SET TASK — Print the entire listing. Each line must match the original exactly.

######

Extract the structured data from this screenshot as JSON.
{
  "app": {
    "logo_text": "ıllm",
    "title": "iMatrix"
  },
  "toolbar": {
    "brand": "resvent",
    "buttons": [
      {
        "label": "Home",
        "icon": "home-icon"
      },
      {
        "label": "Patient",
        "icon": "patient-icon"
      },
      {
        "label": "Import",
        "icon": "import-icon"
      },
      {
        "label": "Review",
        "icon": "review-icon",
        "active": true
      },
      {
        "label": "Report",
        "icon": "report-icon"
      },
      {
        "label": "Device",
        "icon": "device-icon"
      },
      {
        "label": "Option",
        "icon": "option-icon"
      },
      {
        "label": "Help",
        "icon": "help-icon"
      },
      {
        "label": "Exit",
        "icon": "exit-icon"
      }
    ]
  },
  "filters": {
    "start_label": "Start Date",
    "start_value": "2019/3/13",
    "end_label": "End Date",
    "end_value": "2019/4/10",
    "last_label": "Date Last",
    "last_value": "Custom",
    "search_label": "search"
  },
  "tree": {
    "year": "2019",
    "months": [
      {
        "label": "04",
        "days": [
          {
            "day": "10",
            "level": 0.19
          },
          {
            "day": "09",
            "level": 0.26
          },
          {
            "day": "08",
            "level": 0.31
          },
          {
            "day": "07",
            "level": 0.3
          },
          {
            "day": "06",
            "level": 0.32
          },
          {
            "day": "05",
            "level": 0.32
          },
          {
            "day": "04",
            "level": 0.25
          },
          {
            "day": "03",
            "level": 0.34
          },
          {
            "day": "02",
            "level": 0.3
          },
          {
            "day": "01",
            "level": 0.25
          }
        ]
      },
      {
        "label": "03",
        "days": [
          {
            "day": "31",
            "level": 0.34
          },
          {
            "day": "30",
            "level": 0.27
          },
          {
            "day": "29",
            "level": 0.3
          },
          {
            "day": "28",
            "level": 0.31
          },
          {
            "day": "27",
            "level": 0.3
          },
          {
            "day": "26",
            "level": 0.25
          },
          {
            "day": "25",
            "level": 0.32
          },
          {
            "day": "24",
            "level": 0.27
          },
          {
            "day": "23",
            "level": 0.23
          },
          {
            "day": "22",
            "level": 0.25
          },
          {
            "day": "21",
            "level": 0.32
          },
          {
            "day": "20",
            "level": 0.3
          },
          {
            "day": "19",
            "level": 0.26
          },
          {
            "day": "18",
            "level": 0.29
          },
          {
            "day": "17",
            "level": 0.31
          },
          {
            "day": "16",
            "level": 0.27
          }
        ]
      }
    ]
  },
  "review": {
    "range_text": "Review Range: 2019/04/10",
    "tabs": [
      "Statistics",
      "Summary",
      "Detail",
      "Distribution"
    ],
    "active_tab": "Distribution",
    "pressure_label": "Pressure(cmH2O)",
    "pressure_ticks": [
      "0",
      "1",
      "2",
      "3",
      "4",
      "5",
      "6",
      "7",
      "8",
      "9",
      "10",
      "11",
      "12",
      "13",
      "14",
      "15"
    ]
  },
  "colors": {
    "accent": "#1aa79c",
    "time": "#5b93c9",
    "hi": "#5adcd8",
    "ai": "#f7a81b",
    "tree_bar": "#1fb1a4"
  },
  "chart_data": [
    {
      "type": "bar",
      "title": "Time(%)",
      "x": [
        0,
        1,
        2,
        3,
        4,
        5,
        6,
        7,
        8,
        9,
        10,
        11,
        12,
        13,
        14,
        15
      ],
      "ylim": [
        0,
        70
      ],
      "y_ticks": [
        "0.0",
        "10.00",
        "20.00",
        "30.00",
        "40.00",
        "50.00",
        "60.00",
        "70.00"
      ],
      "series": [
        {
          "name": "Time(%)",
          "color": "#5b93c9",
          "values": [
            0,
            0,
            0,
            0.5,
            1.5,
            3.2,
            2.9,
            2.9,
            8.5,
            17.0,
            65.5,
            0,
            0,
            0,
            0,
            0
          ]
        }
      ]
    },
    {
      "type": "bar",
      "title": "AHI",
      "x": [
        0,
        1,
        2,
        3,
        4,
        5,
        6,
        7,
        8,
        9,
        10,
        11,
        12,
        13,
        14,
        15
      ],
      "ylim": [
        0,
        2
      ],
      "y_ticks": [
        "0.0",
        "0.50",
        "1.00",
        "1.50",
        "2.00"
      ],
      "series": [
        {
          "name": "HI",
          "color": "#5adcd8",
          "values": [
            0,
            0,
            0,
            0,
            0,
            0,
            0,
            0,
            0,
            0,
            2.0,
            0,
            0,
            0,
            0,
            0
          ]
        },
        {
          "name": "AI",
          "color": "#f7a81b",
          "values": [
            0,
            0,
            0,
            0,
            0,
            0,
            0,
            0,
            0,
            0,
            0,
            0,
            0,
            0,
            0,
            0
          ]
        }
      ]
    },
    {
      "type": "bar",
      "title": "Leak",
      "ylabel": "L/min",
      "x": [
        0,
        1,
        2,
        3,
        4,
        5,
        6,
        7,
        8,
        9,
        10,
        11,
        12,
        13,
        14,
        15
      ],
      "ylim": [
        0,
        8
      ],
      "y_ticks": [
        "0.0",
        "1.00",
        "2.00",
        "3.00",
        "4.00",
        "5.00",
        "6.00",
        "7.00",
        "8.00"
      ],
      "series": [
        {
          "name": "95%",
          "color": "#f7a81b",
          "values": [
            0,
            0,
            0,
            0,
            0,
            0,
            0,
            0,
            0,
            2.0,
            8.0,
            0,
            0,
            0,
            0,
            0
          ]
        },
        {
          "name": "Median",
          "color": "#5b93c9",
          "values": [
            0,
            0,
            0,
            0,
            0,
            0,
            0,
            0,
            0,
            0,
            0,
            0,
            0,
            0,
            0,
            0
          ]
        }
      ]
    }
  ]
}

######

ANSWER —
Extract the structured data from this screenshot as JSON.
{
  "app": {
    "logo_text": "ıllm",
    "title": "iMatrix"
  },
  "toolbar": {
    "brand": "resvent",
    "buttons": [
      {
        "label": "Home",
        "icon": "home-icon"
      },
      {
        "label": "Patient",
        "icon": "patient-icon"
      },
      {
        "label": "Import",
        "icon": "import-icon"
      },
      {
        "label": "Review",
        "icon": "review-icon",
        "active": true
      },
      {
        "label": "Report",
        "icon": "report-icon"
      },
      {
        "label": "Device",
        "icon": "device-icon"
      },
      {
        "label": "Option",
        "icon": "option-icon"
      },
      {
        "label": "Help",
        "icon": "help-icon"
      },
      {
        "label": "Exit",
        "icon": "exit-icon"
      }
    ]
  },
  "filters": {
    "start_label": "Start Date",
    "start_value": "2019/3/13",
    "end_label": "End Date",
    "end_value": "2019/4/10",
    "last_label": "Date Last",
    "last_value": "Custom",
    "search_label": "search"
  },
  "tree": {
    "year": "2019",
    "months": [
      {
        "label": "04",
        "days": [
          {
            "day": "10",
            "level": 0.19
          },
          {
            "day": "09",
            "level": 0.26
          },
          {
            "day": "08",
            "level": 0.31
          },
          {
            "day": "07",
            "level": 0.3
          },
          {
            "day": "06",
            "level": 0.32
          },
          {
            "day": "05",
            "level": 0.32
          },
          {
            "day": "04",
            "level": 0.25
          },
          {
            "day": "03",
            "level": 0.34
          },
          {
            "day": "02",
            "level": 0.3
          },
          {
            "day": "01",
            "level": 0.25
          }
        ]
      },
      {
        "label": "03",
        "days": [
          {
            "day": "31",
            "level": 0.34
          },
          {
            "day": "30",
            "level": 0.27
          },
          {
            "day": "29",
            "level": 0.3
          },
          {
            "day": "28",
            "level": 0.31
          },
          {
            "day": "27",
            "level": 0.3
          },
          {
            "day": "26",
            "level": 0.25
          },
          {
            "day": "25",
            "level": 0.32
          },
          {
            "day": "24",
            "level": 0.27
          },
          {
            "day": "23",
            "level": 0.23
          },
          {
            "day": "22",
            "level": 0.25
          },
          {
            "day": "21",
            "level": 0.32
          },
          {
            "day": "20",
            "level": 0.3
          },
          {
            "day": "19",
            "level": 0.26
          },
          {
            "day": "18",
            "level": 0.29
          },
          {
            "day": "17",
            "level": 0.31
          },
          {
            "day": "16",
            "level": 0.27
          }
        ]
      }
    ]
  },
  "review": {
    "range_text": "Review Range: 2019/04/10",
    "tabs": [
      "Statistics",
      "Summary",
      "Detail",
      "Distribution"
    ],
    "active_tab": "Distribution",
    "pressure_label": "Pressure(cmH2O)",
    "pressure_ticks": [
      "0",
      "1",
      "2",
      "3",
      "4",
      "5",
      "6",
      "7",
      "8",
      "9",
      "10",
      "11",
      "12",
      "13",
      "14",
      "15"
    ]
  },
  "colors": {
    "accent": "#1aa79c",
    "time": "#5b93c9",
    "hi": "#5adcd8",
    "ai": "#f7a81b",
    "tree_bar": "#1fb1a4"
  },
  "chart_data": [
    {
      "type": "bar",
      "title": "Time(%)",
      "x": [
        0,
        1,
        2,
        3,
        4,
        5,
        6,
        7,
        8,
        9,
        10,
        11,
        12,
        13,
        14,
        15
      ],
      "ylim": [
        0,
        70
      ],
      "y_ticks": [
        "0.0",
        "10.00",
        "20.00",
        "30.00",
        "40.00",
        "50.00",
        "60.00",
        "70.00"
      ],
      "series": [
        {
          "name": "Time(%)",
          "color": "#5b93c9",
          "values": [
            0,
            0,
            0,
            0.5,
            1.5,
            3.2,
            2.9,
            2.9,
            8.5,
            17.0,
            65.5,
            0,
            0,
            0,
            0,
            0
          ]
        }
      ]
    },
    {
      "type": "bar",
      "title": "AHI",
      "x": [
        0,
        1,
        2,
        3,
        4,
        5,
        6,
        7,
        8,
        9,
        10,
        11,
        12,
        13,
        14,
        15
      ],
      "ylim": [
        0,
        2
      ],
      "y_ticks": [
        "0.0",
        "0.50",
        "1.00",
        "1.50",
        "2.00"
      ],
      "series": [
        {
          "name": "HI",
          "color": "#5adcd8",
          "values": [
            0,
            0,
            0,
            0,
            0,
            0,
            0,
            0,
            0,
            0,
            2.0,
            0,
            0,
            0,
            0,
            0
          ]
        },
        {
          "name": "AI",
          "color": "#f7a81b",
          "values": [
            0,
            0,
            0,
            0,
            0,
            0,
            0,
            0,
            0,
            0,
            0,
            0,
            0,
            0,
            0,
            0
          ]
        }
      ]
    },
    {
      "type": "bar",
      "title": "Leak",
      "ylabel": "L/min",
      "x": [
        0,
        1,
        2,
        3,
        4,
        5,
        6,
        7,
        8,
        9,
        10,
        11,
        12,
        13,
        14,
        15
      ],
      "ylim": [
        0,
        8
      ],
      "y_ticks": [
        "0.0",
        "1.00",
        "2.00",
        "3.00",
        "4.00",
        "5.00",
        "6.00",
        "7.00",
        "8.00"
      ],
      "series": [
        {
          "name": "95%",
          "color": "#f7a81b",
          "values": [
            0,
            0,
            0,
            0,
            0,
            0,
            0,
            0,
            0,
            2.0,
            8.0,
            0,
            0,
            0,
            0,
            0
          ]
        },
        {
          "name": "Median",
          "color": "#5b93c9",
          "values": [
            0,
            0,
            0,
            0,
            0,
            0,
            0,
            0,
            0,
            0,
            0,
            0,
            0,
            0,
            0,
            0
          ]
        }
      ]
    }
  ]
}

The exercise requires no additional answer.